— Begin Input records —

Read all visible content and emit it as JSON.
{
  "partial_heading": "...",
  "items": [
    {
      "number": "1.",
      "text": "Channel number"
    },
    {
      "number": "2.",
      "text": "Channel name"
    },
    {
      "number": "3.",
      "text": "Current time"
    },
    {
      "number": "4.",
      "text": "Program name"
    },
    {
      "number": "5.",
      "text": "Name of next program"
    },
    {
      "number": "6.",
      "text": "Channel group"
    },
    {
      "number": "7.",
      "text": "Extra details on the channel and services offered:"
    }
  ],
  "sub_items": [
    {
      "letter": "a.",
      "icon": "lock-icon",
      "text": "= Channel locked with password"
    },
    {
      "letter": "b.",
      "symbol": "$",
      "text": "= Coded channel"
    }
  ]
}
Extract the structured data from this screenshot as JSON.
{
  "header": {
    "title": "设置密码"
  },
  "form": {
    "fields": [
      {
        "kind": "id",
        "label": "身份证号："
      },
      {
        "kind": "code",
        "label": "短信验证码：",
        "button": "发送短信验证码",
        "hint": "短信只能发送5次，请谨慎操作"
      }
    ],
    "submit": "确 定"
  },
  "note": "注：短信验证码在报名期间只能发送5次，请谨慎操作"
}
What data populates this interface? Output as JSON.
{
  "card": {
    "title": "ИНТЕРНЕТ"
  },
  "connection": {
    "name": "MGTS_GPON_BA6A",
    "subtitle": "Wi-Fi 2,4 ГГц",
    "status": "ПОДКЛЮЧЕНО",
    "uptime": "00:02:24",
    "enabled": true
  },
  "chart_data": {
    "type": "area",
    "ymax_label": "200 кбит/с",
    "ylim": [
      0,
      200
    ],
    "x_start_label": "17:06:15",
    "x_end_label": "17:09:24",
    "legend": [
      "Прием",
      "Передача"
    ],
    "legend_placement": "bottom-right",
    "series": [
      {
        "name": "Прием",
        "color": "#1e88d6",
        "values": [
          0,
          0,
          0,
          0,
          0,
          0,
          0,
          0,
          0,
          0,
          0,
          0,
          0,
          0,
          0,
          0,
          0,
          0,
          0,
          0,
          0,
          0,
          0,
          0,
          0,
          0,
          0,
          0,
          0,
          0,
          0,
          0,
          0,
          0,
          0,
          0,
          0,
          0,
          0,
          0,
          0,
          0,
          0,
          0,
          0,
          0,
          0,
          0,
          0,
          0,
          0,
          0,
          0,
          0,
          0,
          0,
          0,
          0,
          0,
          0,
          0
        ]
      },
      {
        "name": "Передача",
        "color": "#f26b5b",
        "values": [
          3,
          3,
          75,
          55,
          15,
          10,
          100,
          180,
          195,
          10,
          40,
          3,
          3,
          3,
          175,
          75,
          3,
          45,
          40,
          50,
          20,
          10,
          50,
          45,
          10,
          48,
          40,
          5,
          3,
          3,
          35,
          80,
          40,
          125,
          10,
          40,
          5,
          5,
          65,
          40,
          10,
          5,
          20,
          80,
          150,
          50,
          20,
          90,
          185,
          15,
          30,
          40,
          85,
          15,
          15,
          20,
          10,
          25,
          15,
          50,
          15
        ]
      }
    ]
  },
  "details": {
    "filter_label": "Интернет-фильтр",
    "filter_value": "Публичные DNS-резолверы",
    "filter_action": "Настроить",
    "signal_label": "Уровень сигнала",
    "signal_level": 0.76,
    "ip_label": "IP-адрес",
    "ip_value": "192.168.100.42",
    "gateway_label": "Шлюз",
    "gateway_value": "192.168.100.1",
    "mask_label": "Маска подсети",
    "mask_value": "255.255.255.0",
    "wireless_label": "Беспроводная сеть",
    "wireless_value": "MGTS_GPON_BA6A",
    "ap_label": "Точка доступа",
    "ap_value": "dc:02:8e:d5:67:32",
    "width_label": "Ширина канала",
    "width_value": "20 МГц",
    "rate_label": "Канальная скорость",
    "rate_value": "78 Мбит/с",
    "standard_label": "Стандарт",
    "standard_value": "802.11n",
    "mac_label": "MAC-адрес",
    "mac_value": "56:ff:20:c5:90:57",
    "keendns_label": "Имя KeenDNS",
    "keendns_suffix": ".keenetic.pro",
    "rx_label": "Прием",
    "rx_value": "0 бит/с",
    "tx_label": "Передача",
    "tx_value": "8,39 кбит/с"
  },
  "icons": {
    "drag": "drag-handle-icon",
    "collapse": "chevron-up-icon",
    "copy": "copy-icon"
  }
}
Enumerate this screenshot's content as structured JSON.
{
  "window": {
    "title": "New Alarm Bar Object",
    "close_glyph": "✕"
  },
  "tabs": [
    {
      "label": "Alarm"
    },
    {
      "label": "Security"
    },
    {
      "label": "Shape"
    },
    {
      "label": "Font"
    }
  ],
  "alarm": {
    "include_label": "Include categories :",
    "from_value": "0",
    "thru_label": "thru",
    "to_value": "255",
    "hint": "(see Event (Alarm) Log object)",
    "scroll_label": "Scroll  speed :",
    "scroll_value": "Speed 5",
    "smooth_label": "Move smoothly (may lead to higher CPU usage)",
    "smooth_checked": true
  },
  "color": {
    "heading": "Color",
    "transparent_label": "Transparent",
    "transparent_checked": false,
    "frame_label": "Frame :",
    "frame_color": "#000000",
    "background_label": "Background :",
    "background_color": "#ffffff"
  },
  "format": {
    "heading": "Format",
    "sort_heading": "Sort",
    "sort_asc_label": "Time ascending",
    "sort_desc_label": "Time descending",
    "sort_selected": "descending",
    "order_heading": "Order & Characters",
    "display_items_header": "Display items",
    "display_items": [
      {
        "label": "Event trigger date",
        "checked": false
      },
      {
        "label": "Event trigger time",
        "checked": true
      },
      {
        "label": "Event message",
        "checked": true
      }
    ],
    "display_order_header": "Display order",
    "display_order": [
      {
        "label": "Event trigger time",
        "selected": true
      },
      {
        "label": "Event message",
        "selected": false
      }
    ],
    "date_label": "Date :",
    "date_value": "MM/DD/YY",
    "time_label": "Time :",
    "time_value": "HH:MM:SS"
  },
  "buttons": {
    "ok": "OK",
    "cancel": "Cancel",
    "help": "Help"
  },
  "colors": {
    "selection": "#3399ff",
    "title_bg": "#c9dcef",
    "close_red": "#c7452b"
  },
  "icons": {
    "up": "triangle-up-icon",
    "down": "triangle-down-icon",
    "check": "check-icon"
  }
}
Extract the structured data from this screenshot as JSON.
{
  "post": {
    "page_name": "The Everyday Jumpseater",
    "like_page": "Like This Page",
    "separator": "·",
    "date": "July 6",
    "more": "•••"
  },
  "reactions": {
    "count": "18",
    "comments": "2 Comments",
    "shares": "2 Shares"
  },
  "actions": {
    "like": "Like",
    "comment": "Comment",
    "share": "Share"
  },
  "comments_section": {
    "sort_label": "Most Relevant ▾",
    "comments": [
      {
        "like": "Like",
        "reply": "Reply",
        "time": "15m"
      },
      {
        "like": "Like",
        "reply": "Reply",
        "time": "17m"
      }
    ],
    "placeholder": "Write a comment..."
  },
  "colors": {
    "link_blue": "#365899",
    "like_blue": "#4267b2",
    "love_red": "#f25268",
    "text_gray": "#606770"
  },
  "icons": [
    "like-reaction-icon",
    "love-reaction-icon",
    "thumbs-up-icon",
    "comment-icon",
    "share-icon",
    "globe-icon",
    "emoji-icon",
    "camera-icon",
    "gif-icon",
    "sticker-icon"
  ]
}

— End Input records —

Problem statement » Repeat all of the entries exactly.

Answer »
Read all visible content and emit it as JSON.
{
  "partial_heading": "...",
  "items": [
    {
      "number": "1.",
      "text": "Channel number"
    },
    {
      "number": "2.",
      "text": "Channel name"
    },
    {
      "number": "3.",
      "text": "Current time"
    },
    {
      "number": "4.",
      "text": "Program name"
    },
    {
      "number": "5.",
      "text": "Name of next program"
    },
    {
      "number": "6.",
      "text": "Channel group"
    },
    {
      "number": "7.",
      "text": "Extra details on the channel and services offered:"
    }
  ],
  "sub_items": [
    {
      "letter": "a.",
      "icon": "lock-icon",
      "text": "= Channel locked with password"
    },
    {
      "letter": "b.",
      "symbol": "$",
      "text": "= Coded channel"
    }
  ]
}
Extract the structured data from this screenshot as JSON.
{
  "header": {
    "title": "设置密码"
  },
  "form": {
    "fields": [
      {
        "kind": "id",
        "label": "身份证号："
      },
      {
        "kind": "code",
        "label": "短信验证码：",
        "button": "发送短信验证码",
        "hint": "短信只能发送5次，请谨慎操作"
      }
    ],
    "submit": "确 定"
  },
  "note": "注：短信验证码在报名期间只能发送5次，请谨慎操作"
}
What data populates this interface? Output as JSON.
{
  "card": {
    "title": "ИНТЕРНЕТ"
  },
  "connection": {
    "name": "MGTS_GPON_BA6A",
    "subtitle": "Wi-Fi 2,4 ГГц",
    "status": "ПОДКЛЮЧЕНО",
    "uptime": "00:02:24",
    "enabled": true
  },
  "chart_data": {
    "type": "area",
    "ymax_label": "200 кбит/с",
    "ylim": [
      0,
      200
    ],
    "x_start_label": "17:06:15",
    "x_end_label": "17:09:24",
    "legend": [
      "Прием",
      "Передача"
    ],
    "legend_placement": "bottom-right",
    "series": [
      {
        "name": "Прием",
        "color": "#1e88d6",
        "values": [
          0,
          0,
          0,
          0,
          0,
          0,
          0,
          0,
          0,
          0,
          0,
          0,
          0,
          0,
          0,
          0,
          0,
          0,
          0,
          0,
          0,
          0,
          0,
          0,
          0,
          0,
          0,
          0,
          0,
          0,
          0,
          0,
          0,
          0,
          0,
          0,
          0,
          0,
          0,
          0,
          0,
          0,
          0,
          0,
          0,
          0,
          0,
          0,
          0,
          0,
          0,
          0,
          0,
          0,
          0,
          0,
          0,
          0,
          0,
          0,
          0
        ]
      },
      {
        "name": "Передача",
        "color": "#f26b5b",
        "values": [
          3,
          3,
          75,
          55,
          15,
          10,
          100,
          180,
          195,
          10,
          40,
          3,
          3,
          3,
          175,
          75,
          3,
          45,
          40,
          50,
          20,
          10,
          50,
          45,
          10,
          48,
          40,
          5,
          3,
          3,
          35,
          80,
          40,
          125,
          10,
          40,
          5,
          5,
          65,
          40,
          10,
          5,
          20,
          80,
          150,
          50,
          20,
          90,
          185,
          15,
          30,
          40,
          85,
          15,
          15,
          20,
          10,
          25,
          15,
          50,
          15
        ]
      }
    ]
  },
  "details": {
    "filter_label": "Интернет-фильтр",
    "filter_value": "Публичные DNS-резолверы",
    "filter_action": "Настроить",
    "signal_label": "Уровень сигнала",
    "signal_level": 0.76,
    "ip_label": "IP-адрес",
    "ip_value": "192.168.100.42",
    "gateway_label": "Шлюз",
    "gateway_value": "192.168.100.1",
    "mask_label": "Маска подсети",
    "mask_value": "255.255.255.0",
    "wireless_label": "Беспроводная сеть",
    "wireless_value": "MGTS_GPON_BA6A",
    "ap_label": "Точка доступа",
    "ap_value": "dc:02:8e:d5:67:32",
    "width_label": "Ширина канала",
    "width_value": "20 МГц",
    "rate_label": "Канальная скорость",
    "rate_value": "78 Мбит/с",
    "standard_label": "Стандарт",
    "standard_value": "802.11n",
    "mac_label": "MAC-адрес",
    "mac_value": "56:ff:20:c5:90:57",
    "keendns_label": "Имя KeenDNS",
    "keendns_suffix": ".keenetic.pro",
    "rx_label": "Прием",
    "rx_value": "0 бит/с",
    "tx_label": "Передача",
    "tx_value": "8,39 кбит/с"
  },
  "icons": {
    "drag": "drag-handle-icon",
    "collapse": "chevron-up-icon",
    "copy": "copy-icon"
  }
}
Enumerate this screenshot's content as structured JSON.
{
  "window": {
    "title": "New Alarm Bar Object",
    "close_glyph": "✕"
  },
  "tabs": [
    {
      "label": "Alarm"
    },
    {
      "label": "Security"
    },
    {
      "label": "Shape"
    },
    {
      "label": "Font"
    }
  ],
  "alarm": {
    "include_label": "Include categories :",
    "from_value": "0",
    "thru_label": "thru",
    "to_value": "255",
    "hint": "(see Event (Alarm) Log object)",
    "scroll_label": "Scroll  speed :",
    "scroll_value": "Speed 5",
    "smooth_label": "Move smoothly (may lead to higher CPU usage)",
    "smooth_checked": true
  },
  "color": {
    "heading": "Color",
    "transparent_label": "Transparent",
    "transparent_checked": false,
    "frame_label": "Frame :",
    "frame_color": "#000000",
    "background_label": "Background :",
    "background_color": "#ffffff"
  },
  "format": {
    "heading": "Format",
    "sort_heading": "Sort",
    "sort_asc_label": "Time ascending",
    "sort_desc_label": "Time descending",
    "sort_selected": "descending",
    "order_heading": "Order & Characters",
    "display_items_header": "Display items",
    "display_items": [
      {
        "label": "Event trigger date",
        "checked": false
      },
      {
        "label": "Event trigger time",
        "checked": true
      },
      {
        "label": "Event message",
        "checked": true
      }
    ],
    "display_order_header": "Display order",
    "display_order": [
      {
        "label": "Event trigger time",
        "selected": true
      },
      {
        "label": "Event message",
        "selected": false
      }
    ],
    "date_label": "Date :",
    "date_value": "MM/DD/YY",
    "time_label": "Time :",
    "time_value": "HH:MM:SS"
  },
  "buttons": {
    "ok": "OK",
    "cancel": "Cancel",
    "help": "Help"
  },
  "colors": {
    "selection": "#3399ff",
    "title_bg": "#c9dcef",
    "close_red": "#c7452b"
  },
  "icons": {
    "up": "triangle-up-icon",
    "down": "triangle-down-icon",
    "check": "check-icon"
  }
}
Extract the structured data from this screenshot as JSON.
{
  "post": {
    "page_name": "The Everyday Jumpseater",
    "like_page": "Like This Page",
    "separator": "·",
    "date": "July 6",
    "more": "•••"
  },
  "reactions": {
    "count": "18",
    "comments": "2 Comments",
    "shares": "2 Shares"
  },
  "actions": {
    "like": "Like",
    "comment": "Comment",
    "share": "Share"
  },
  "comments_section": {
    "sort_label": "Most Relevant ▾",
    "comments": [
      {
        "like": "Like",
        "reply": "Reply",
        "time": "15m"
      },
      {
        "like": "Like",
        "reply": "Reply",
        "time": "17m"
      }
    ],
    "placeholder": "Write a comment..."
  },
  "colors": {
    "link_blue": "#365899",
    "like_blue": "#4267b2",
    "love_red": "#f25268",
    "text_gray": "#606770"
  },
  "icons": [
    "like-reaction-icon",
    "love-reaction-icon",
    "thumbs-up-icon",
    "comment-icon",
    "share-icon",
    "globe-icon",
    "emoji-icon",
    "camera-icon",
    "gif-icon",
    "sticker-icon"
  ]
}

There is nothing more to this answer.